# START OF Dataset rows

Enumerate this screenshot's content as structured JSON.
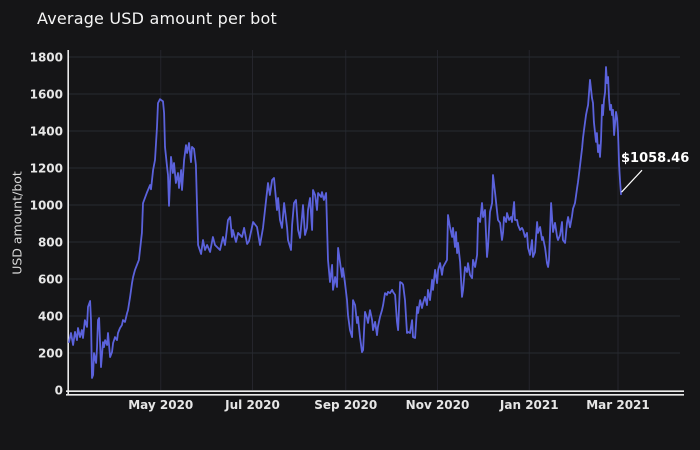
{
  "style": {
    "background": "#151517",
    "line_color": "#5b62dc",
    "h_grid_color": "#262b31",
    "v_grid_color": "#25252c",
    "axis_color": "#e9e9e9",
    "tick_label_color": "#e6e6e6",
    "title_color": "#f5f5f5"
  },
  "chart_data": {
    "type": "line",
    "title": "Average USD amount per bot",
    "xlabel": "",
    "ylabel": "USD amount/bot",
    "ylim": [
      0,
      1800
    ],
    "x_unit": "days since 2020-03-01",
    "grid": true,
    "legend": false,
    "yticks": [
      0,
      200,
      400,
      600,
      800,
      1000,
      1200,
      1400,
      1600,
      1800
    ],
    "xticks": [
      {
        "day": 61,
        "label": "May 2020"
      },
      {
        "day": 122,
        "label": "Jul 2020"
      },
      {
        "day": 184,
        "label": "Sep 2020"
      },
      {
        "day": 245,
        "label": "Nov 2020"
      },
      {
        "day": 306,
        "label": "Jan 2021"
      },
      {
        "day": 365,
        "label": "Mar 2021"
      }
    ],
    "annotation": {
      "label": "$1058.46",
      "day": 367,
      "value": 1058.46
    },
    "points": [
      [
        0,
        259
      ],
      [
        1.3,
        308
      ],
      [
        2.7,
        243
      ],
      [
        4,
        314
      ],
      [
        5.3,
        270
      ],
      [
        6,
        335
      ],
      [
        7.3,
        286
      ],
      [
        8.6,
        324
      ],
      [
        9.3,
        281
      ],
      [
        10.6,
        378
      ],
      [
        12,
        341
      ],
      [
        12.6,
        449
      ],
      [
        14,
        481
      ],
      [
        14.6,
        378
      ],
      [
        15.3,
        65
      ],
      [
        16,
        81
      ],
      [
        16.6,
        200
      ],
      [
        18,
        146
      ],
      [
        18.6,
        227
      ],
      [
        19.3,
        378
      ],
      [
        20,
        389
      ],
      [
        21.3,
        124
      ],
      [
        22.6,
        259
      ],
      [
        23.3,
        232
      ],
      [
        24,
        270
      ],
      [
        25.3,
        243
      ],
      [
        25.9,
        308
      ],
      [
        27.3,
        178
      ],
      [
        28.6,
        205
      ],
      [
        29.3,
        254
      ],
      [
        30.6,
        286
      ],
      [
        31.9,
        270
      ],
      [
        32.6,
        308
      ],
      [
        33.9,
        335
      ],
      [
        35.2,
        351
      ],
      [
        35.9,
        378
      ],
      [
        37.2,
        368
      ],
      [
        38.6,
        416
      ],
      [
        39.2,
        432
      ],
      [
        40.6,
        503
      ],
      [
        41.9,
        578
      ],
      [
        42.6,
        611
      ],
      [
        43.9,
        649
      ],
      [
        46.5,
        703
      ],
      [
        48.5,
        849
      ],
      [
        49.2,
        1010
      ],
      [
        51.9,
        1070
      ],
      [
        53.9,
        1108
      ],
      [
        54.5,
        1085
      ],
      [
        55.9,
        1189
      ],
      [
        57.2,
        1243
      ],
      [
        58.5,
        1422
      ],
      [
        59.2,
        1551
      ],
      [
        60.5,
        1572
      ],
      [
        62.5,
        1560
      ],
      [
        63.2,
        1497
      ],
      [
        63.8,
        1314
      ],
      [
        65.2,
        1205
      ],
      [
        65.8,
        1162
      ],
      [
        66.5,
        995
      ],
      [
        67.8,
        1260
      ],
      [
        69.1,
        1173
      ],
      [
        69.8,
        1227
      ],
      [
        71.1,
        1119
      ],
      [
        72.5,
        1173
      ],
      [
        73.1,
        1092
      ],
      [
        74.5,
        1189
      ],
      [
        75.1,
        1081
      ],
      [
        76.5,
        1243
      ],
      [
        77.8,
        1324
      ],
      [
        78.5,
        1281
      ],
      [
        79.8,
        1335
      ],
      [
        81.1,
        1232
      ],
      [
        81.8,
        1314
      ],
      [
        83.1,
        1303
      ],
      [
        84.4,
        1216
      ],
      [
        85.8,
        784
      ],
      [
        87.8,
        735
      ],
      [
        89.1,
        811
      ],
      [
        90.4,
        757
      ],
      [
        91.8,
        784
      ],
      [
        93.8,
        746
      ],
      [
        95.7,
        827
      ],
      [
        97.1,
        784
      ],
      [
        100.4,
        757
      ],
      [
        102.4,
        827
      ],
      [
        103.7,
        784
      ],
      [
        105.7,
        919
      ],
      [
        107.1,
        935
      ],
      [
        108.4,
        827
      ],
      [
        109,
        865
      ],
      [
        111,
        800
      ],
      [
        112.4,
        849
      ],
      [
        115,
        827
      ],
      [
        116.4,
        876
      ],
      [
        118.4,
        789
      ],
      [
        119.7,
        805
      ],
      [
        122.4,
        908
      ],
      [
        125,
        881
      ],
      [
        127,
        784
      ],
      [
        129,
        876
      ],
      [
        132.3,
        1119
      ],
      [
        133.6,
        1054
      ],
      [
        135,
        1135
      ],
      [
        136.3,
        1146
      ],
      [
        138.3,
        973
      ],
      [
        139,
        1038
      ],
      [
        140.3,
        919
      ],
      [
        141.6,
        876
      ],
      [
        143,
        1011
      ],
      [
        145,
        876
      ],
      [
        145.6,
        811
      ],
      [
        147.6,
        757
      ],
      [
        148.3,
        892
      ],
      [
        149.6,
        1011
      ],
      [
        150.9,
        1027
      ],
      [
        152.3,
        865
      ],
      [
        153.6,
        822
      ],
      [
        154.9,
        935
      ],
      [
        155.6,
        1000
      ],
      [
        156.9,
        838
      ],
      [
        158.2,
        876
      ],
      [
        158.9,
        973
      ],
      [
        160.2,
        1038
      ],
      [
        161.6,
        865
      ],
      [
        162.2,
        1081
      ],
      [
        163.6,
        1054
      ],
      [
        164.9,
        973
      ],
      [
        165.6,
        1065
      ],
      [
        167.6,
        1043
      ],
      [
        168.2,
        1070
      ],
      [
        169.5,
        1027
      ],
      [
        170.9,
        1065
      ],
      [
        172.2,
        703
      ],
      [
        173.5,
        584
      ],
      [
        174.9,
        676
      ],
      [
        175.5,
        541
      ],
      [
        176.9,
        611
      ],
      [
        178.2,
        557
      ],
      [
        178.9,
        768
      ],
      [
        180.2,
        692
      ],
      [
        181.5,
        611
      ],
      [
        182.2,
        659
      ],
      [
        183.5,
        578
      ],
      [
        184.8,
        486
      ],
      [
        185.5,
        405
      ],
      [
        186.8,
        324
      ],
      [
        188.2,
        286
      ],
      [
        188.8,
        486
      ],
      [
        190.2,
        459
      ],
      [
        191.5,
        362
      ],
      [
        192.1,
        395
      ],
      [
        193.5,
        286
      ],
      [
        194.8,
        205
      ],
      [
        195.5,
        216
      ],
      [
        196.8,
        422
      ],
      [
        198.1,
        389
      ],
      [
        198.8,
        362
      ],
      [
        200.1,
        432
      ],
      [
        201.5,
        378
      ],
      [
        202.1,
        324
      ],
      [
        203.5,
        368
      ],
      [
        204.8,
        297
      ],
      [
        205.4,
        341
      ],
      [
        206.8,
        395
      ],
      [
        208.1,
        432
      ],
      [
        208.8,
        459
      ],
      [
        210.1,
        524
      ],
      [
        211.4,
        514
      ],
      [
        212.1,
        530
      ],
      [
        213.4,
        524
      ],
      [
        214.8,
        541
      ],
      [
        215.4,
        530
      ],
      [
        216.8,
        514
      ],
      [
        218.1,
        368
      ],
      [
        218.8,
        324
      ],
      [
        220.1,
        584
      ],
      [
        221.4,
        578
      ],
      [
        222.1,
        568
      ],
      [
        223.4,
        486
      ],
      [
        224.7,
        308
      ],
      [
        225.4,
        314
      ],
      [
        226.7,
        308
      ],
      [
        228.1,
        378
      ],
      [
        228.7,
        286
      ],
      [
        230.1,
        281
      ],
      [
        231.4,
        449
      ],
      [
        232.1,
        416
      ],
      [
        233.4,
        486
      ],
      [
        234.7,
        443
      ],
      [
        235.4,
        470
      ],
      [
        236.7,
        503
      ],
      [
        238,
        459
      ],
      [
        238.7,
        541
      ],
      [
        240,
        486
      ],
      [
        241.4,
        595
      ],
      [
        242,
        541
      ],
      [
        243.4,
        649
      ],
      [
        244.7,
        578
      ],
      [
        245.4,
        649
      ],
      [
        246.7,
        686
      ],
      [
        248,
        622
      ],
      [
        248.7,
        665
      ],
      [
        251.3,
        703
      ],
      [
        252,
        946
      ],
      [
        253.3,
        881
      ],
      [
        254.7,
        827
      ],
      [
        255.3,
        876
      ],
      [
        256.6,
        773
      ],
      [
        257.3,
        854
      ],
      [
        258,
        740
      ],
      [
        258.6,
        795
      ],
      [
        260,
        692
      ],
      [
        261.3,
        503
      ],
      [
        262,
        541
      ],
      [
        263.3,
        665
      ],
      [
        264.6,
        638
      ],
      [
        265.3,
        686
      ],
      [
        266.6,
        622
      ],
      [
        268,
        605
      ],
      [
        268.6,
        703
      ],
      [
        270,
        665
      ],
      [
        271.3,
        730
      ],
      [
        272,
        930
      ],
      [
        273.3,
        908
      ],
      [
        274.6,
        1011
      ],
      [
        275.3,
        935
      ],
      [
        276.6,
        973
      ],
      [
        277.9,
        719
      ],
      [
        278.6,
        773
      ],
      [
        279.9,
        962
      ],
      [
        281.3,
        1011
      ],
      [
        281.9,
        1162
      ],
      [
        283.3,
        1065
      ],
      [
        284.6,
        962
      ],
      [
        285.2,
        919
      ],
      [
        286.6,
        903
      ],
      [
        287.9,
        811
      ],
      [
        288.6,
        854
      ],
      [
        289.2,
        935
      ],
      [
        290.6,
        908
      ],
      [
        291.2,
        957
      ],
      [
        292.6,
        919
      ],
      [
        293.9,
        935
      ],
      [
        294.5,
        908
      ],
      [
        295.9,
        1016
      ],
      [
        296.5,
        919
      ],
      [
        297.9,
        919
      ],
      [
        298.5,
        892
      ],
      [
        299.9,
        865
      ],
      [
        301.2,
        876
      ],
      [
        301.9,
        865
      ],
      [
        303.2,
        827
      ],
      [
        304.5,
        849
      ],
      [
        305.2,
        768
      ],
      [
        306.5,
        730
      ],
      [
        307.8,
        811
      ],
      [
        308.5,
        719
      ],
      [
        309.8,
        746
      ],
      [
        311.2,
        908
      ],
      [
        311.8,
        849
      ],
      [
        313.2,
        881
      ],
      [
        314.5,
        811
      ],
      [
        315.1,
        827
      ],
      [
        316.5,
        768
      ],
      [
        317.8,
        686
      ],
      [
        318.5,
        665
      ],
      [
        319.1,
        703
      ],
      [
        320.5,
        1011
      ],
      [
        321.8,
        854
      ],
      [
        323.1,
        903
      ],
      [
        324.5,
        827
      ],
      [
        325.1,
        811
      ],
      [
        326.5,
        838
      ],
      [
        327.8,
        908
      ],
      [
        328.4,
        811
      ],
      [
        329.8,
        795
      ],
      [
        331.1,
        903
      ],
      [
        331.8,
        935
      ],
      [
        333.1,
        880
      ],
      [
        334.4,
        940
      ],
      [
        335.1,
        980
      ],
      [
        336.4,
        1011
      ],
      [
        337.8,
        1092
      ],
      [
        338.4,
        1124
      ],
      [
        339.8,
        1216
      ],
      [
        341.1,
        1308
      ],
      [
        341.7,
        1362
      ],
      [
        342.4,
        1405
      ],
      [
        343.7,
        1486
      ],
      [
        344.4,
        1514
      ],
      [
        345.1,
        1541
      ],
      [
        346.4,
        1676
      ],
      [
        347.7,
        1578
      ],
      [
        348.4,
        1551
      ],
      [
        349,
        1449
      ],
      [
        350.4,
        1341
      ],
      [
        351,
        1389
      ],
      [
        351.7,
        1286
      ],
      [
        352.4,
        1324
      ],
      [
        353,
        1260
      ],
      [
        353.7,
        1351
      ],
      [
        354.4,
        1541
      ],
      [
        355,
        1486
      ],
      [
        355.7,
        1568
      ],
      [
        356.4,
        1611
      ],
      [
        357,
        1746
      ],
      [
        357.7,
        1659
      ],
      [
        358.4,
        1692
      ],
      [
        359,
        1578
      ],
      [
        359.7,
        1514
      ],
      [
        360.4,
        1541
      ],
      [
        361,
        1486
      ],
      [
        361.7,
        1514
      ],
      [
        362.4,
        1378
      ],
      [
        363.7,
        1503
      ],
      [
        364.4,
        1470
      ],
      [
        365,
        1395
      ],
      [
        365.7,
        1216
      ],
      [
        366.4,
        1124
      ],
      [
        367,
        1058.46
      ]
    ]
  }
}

# END OF Dataset rows

### Problem details
Find each line holding the word "amount" and copy it.

### Problem solution
    "title": "Average USD amount per bot",
    "ylabel": "USD amount/bot",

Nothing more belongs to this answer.